**Problem to work on**
Check every line below for the word "JSON" and show those that hold it.

**Figure content listings**
◇ ◇ ◇ ◇

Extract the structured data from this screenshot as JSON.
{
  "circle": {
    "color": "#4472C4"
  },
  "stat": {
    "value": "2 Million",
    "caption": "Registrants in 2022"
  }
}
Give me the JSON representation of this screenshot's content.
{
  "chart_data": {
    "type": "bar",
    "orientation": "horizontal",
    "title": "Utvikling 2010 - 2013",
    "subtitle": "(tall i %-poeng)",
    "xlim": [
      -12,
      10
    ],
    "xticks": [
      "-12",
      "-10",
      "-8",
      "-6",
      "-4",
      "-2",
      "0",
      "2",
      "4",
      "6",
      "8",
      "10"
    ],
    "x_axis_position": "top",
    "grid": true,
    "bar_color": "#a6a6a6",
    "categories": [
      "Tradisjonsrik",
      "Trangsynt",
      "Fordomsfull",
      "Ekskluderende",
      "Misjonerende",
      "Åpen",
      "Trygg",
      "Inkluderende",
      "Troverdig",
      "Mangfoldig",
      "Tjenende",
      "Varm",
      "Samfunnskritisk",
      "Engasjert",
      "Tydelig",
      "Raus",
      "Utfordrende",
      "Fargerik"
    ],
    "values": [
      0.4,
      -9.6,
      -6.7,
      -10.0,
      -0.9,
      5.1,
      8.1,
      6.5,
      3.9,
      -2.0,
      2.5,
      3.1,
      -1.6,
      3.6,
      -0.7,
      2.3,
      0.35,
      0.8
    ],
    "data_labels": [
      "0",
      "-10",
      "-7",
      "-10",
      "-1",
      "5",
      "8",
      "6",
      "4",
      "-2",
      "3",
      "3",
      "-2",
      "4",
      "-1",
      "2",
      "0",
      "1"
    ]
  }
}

◇ ◇ ◇ ◇

**Answer to this task**
Extract the structured data from this screenshot as JSON.
Give me the JSON representation of this screenshot's content.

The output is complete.